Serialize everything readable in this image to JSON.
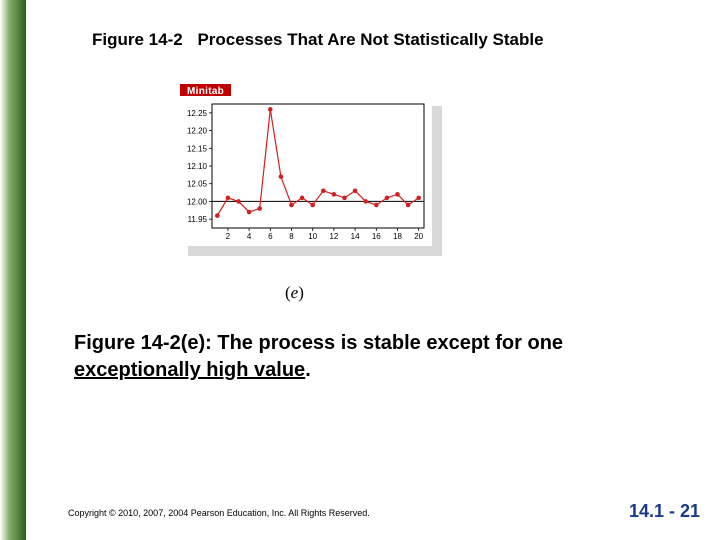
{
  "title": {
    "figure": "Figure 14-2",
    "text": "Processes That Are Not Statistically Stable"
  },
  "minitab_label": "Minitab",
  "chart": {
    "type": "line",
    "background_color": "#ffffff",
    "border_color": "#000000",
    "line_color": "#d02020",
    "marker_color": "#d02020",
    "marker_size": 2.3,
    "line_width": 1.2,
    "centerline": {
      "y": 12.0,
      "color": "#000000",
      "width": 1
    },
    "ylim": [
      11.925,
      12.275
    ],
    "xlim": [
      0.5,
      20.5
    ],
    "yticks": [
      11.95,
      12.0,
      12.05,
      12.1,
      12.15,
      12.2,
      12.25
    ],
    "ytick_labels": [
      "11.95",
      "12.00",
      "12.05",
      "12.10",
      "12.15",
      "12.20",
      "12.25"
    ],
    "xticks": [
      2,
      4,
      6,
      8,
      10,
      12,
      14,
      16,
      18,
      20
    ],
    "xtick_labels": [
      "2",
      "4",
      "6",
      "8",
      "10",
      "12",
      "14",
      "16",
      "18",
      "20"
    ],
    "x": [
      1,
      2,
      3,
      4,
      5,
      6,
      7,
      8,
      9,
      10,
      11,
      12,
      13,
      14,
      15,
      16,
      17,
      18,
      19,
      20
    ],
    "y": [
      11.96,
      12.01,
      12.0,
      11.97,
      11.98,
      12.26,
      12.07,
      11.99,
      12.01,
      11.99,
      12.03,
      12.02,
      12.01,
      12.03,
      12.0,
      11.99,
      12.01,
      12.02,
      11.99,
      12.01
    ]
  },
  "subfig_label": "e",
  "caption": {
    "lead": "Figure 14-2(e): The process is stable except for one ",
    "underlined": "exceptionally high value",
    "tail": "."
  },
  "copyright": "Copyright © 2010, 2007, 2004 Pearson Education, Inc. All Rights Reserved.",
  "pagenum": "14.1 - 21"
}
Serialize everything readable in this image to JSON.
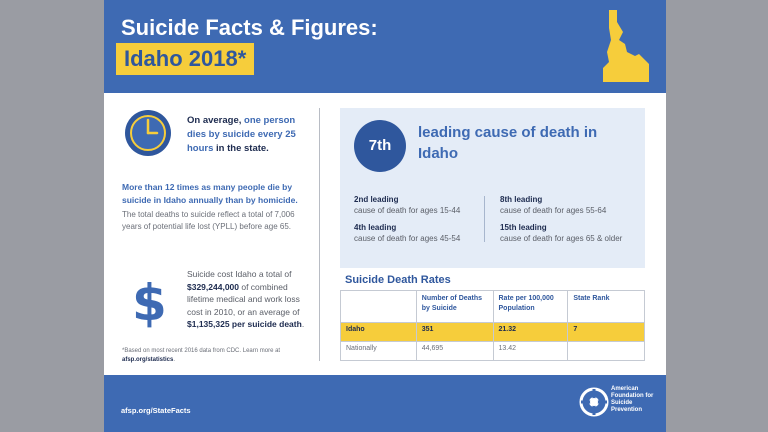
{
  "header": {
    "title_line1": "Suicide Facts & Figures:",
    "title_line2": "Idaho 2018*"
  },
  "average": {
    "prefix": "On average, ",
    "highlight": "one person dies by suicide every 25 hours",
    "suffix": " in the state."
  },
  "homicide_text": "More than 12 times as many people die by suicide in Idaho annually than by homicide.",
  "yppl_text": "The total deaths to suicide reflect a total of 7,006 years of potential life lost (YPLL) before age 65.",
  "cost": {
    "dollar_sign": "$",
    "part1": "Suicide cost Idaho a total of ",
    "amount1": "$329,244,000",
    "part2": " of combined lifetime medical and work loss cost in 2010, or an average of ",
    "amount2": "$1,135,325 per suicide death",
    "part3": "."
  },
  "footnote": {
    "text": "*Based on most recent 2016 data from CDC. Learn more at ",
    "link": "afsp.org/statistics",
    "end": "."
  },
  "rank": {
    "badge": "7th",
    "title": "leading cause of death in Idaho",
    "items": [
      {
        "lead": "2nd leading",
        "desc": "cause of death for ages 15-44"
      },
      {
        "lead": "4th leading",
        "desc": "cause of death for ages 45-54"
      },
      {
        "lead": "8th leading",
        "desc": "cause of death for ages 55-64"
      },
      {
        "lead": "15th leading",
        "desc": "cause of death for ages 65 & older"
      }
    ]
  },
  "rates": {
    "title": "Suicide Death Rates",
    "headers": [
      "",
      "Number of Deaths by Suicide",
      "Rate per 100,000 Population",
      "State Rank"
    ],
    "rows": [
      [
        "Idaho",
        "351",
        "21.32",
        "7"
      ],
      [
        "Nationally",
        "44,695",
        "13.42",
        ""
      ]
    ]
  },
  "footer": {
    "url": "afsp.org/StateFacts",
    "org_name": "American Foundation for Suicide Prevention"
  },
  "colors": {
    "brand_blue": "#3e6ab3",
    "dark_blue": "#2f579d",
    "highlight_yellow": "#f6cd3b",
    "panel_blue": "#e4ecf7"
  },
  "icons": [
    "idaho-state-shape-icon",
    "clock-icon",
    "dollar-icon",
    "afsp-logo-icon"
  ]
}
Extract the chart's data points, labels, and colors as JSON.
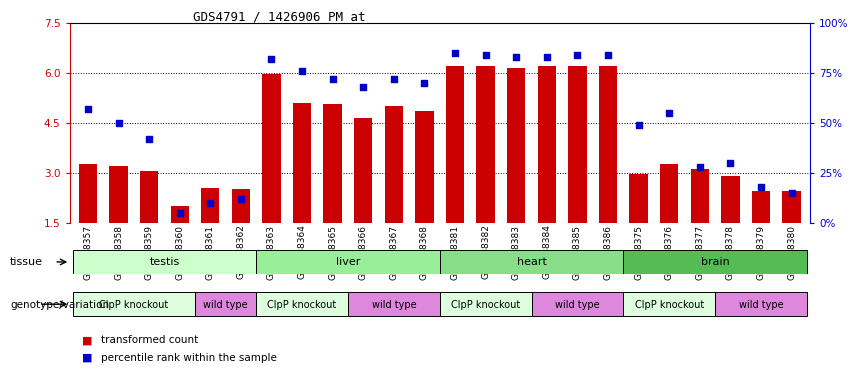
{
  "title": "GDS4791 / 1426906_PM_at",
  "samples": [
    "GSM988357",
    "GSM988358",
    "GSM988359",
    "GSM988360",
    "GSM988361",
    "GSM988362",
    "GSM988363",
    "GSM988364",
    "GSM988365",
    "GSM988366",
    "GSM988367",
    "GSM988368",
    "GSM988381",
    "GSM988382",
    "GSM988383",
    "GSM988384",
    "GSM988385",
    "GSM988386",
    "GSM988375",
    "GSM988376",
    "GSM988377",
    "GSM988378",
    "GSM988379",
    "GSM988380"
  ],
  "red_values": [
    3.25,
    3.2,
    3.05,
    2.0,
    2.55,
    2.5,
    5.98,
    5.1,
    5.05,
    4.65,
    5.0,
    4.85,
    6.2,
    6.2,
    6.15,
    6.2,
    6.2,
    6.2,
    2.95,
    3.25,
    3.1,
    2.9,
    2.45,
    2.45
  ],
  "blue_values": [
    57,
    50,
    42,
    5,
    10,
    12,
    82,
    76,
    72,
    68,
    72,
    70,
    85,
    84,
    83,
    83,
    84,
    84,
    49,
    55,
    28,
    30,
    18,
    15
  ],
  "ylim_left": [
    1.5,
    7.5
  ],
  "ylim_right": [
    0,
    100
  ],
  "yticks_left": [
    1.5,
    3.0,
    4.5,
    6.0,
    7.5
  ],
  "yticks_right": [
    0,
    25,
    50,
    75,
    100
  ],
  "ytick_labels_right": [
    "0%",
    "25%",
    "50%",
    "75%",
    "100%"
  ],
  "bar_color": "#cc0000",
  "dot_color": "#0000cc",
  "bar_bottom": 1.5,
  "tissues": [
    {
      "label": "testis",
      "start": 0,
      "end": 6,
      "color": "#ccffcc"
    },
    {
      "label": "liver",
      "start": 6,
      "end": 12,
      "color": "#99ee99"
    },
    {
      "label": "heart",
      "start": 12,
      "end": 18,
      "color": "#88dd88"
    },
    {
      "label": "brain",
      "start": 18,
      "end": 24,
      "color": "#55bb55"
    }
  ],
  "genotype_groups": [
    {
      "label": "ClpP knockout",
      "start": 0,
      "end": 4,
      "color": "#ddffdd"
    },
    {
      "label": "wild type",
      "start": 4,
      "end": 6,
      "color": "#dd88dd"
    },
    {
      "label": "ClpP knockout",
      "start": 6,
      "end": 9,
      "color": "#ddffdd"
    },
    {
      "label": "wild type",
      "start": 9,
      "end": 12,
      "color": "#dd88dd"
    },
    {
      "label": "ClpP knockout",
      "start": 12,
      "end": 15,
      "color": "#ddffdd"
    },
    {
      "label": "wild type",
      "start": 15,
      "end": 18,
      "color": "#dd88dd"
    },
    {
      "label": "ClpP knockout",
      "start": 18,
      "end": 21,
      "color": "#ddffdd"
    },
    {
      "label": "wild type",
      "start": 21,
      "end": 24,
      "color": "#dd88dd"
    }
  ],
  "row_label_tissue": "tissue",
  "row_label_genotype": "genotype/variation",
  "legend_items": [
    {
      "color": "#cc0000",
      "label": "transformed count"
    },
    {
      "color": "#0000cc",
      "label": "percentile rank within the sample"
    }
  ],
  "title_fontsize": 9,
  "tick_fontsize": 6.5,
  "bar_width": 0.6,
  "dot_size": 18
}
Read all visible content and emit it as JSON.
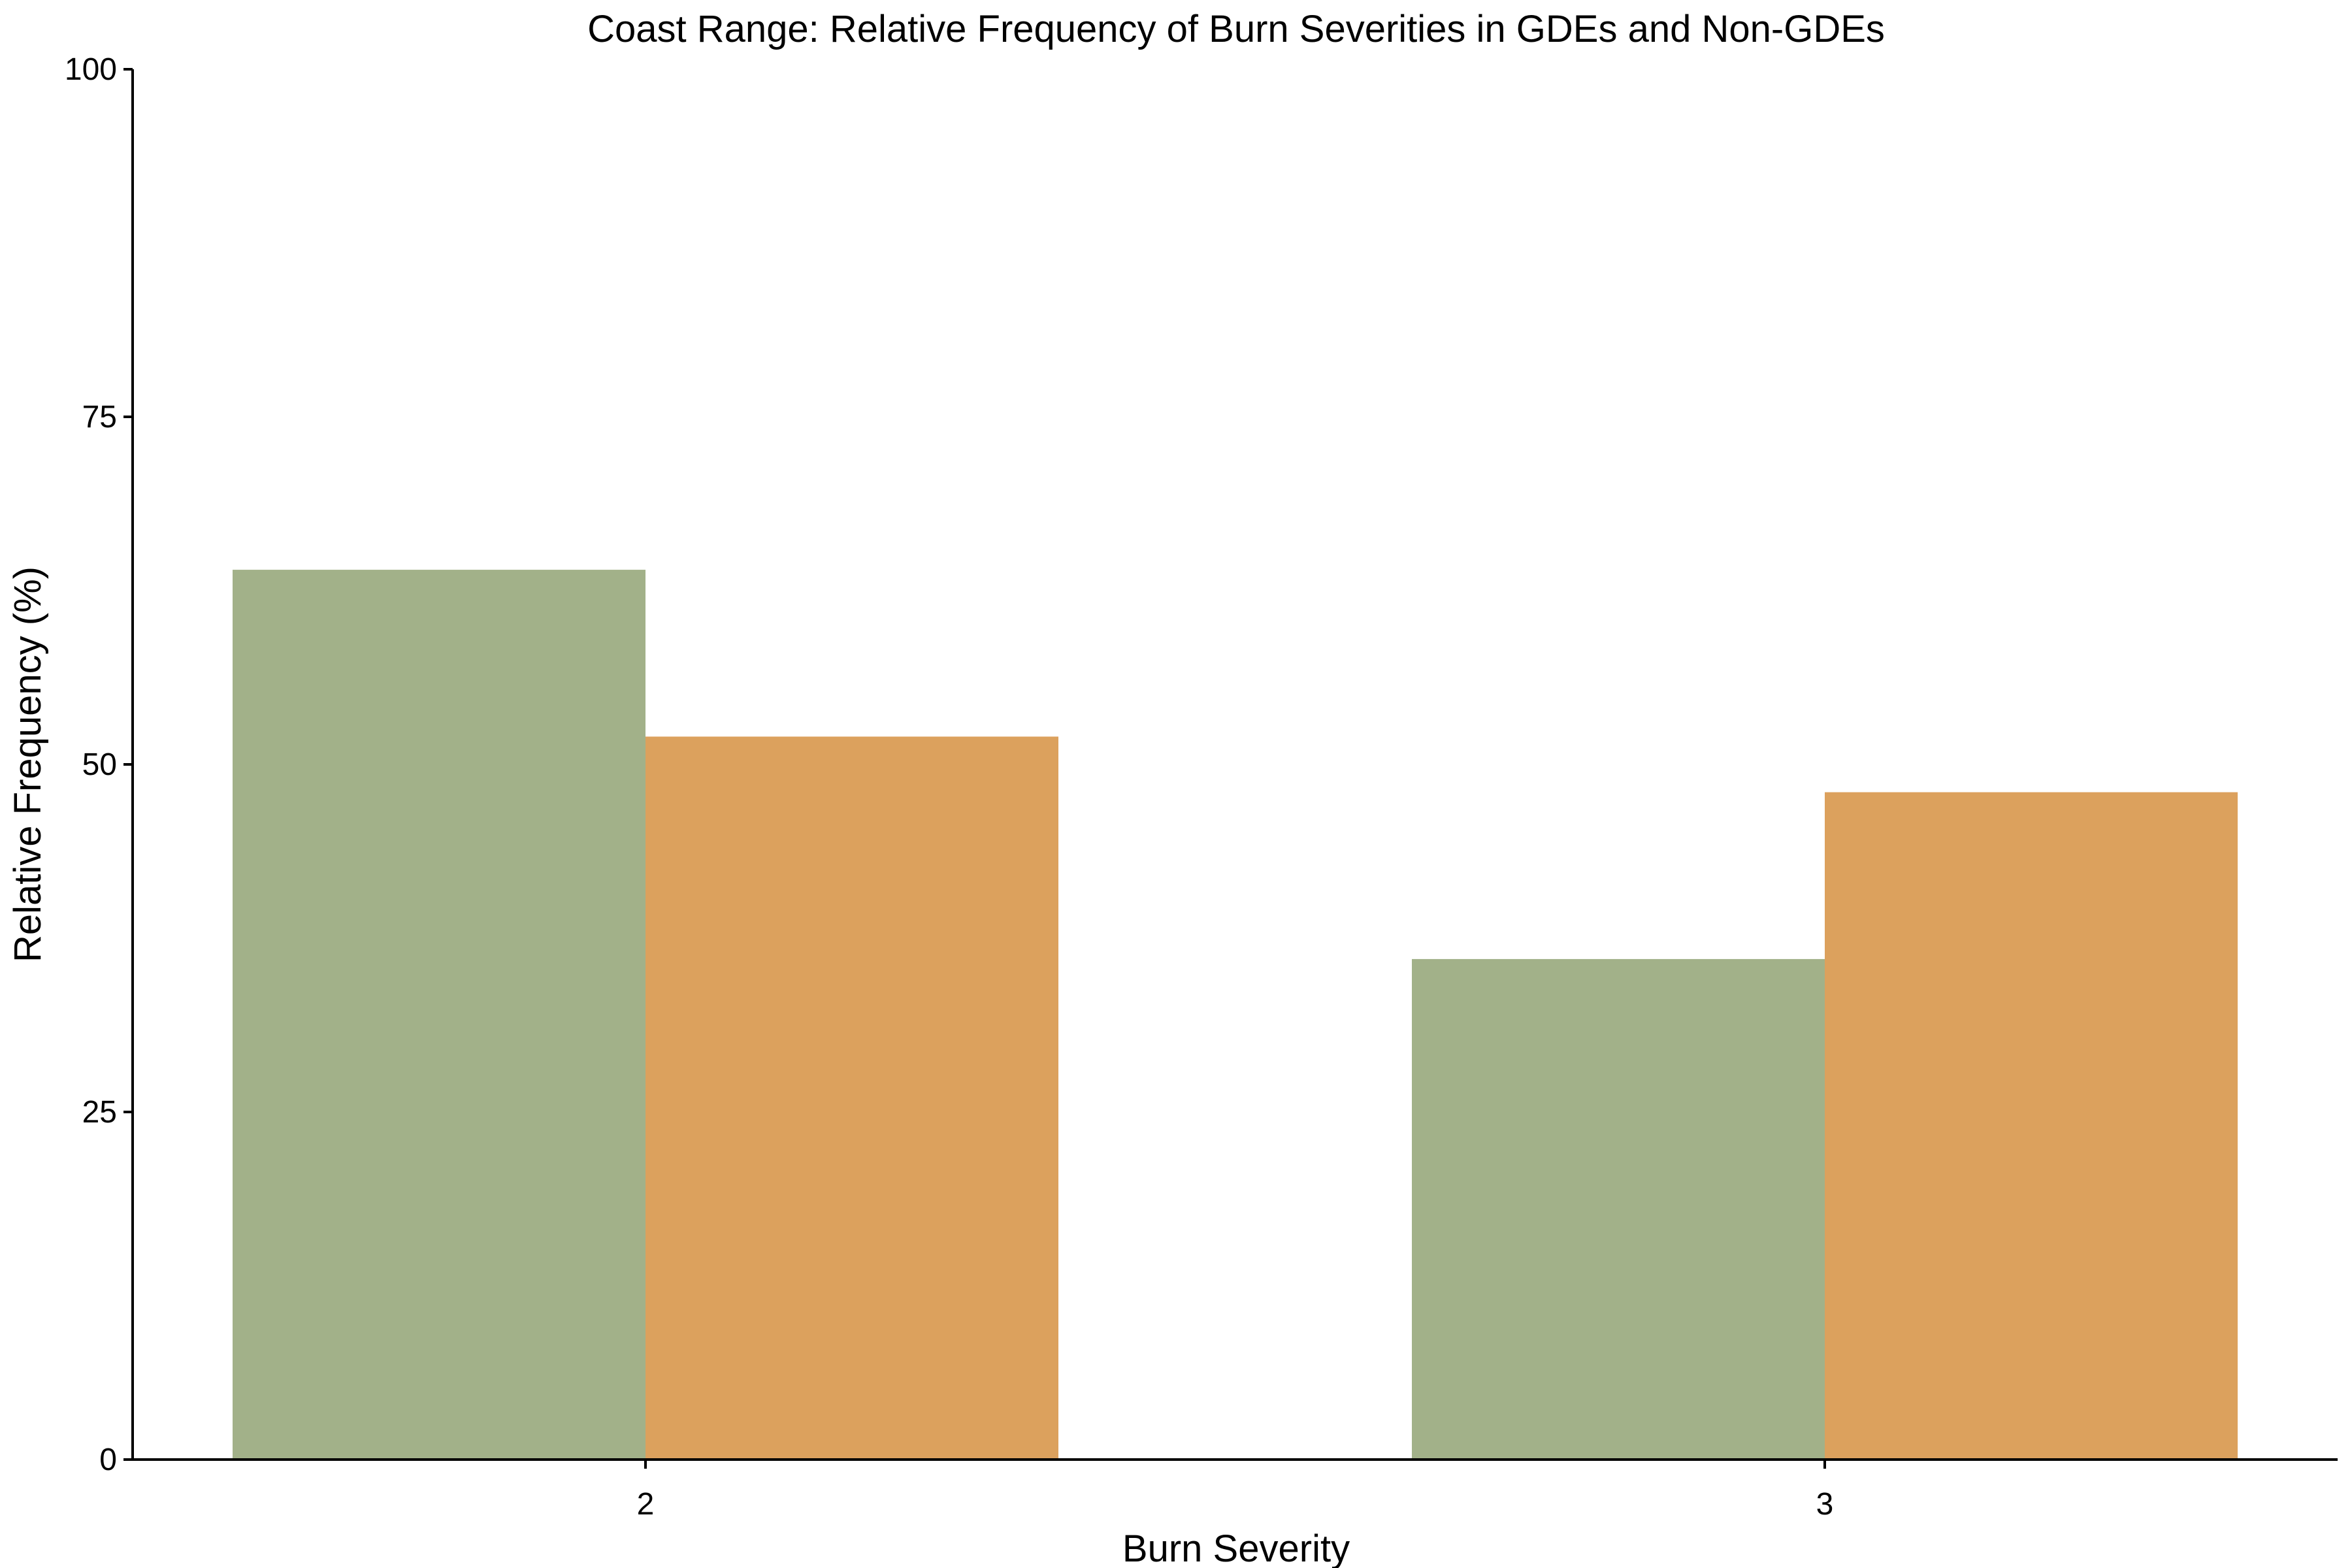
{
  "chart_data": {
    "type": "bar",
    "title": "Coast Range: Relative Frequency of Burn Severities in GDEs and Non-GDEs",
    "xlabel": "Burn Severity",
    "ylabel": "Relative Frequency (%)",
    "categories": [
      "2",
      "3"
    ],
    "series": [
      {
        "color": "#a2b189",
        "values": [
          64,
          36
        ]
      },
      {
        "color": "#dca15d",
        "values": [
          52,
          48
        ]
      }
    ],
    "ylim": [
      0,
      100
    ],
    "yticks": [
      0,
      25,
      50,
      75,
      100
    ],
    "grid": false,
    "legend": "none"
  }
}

************

_Work required:_
Which lines contain "Frequency"? Copy each of them out.

_Full solution:_
    "title": "Coast Range: Relative Frequency of Burn Severities in GDEs and Non-GDEs",
    "ylabel": "Relative Frequency (%)",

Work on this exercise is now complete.